- [Exercise description]:
Reproduce the records below in full and word for word, excluding pictures.

## BEGIN

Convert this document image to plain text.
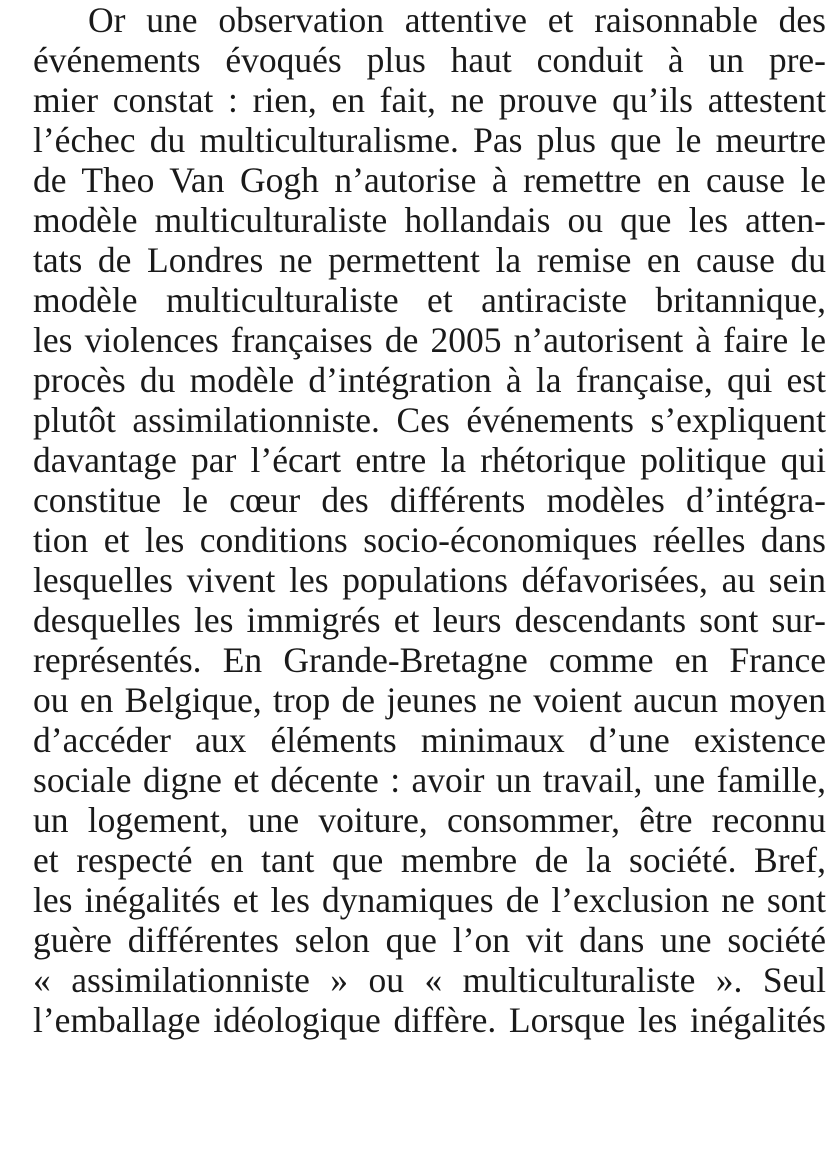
Or une observation attentive et raisonnable des
événements évoqués plus haut conduit à un pre-
mier constat : rien, en fait, ne prouve qu’ils attestent
l’échec du multiculturalisme. Pas plus que le meurtre
de Theo Van Gogh n’autorise à remettre en cause le
modèle multiculturaliste hollandais ou que les atten-
tats de Londres ne permettent la remise en cause du
modèle multiculturaliste et antiraciste britannique,
les violences françaises de 2005 n’autorisent à faire le
procès du modèle d’intégration à la française, qui est
plutôt assimilationniste. Ces événements s’expliquent
davantage par l’écart entre la rhétorique politique qui
constitue le cœur des différents modèles d’intégra-
tion et les conditions socio-économiques réelles dans
lesquelles vivent les populations défavorisées, au sein
desquelles les immigrés et leurs descendants sont sur-
représentés. En Grande-Bretagne comme en France
ou en Belgique, trop de jeunes ne voient aucun moyen
d’accéder aux éléments minimaux d’une existence
sociale digne et décente : avoir un travail, une famille,
un logement, une voiture, consommer, être reconnu
et respecté en tant que membre de la société. Bref,
les inégalités et les dynamiques de l’exclusion ne sont
guère différentes selon que l’on vit dans une société
« assimilationniste » ou « multiculturaliste ». Seul
l’emballage idéologique diffère. Lorsque les inégalités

## END

- [Result]:
Convert this document image to plain text.
Or une observation attentive et raisonnable des
événements évoqués plus haut conduit à un pre-
mier constat : rien, en fait, ne prouve qu’ils attestent
l’échec du multiculturalisme. Pas plus que le meurtre
de Theo Van Gogh n’autorise à remettre en cause le
modèle multiculturaliste hollandais ou que les atten-
tats de Londres ne permettent la remise en cause du
modèle multiculturaliste et antiraciste britannique,
les violences françaises de 2005 n’autorisent à faire le
procès du modèle d’intégration à la française, qui est
plutôt assimilationniste. Ces événements s’expliquent
davantage par l’écart entre la rhétorique politique qui
constitue le cœur des différents modèles d’intégra-
tion et les conditions socio-économiques réelles dans
lesquelles vivent les populations défavorisées, au sein
desquelles les immigrés et leurs descendants sont sur-
représentés. En Grande-Bretagne comme en France
ou en Belgique, trop de jeunes ne voient aucun moyen
d’accéder aux éléments minimaux d’une existence
sociale digne et décente : avoir un travail, une famille,
un logement, une voiture, consommer, être reconnu
et respecté en tant que membre de la société. Bref,
les inégalités et les dynamiques de l’exclusion ne sont
guère différentes selon que l’on vit dans une société
« assimilationniste » ou « multiculturaliste ». Seul
l’emballage idéologique diffère. Lorsque les inégalités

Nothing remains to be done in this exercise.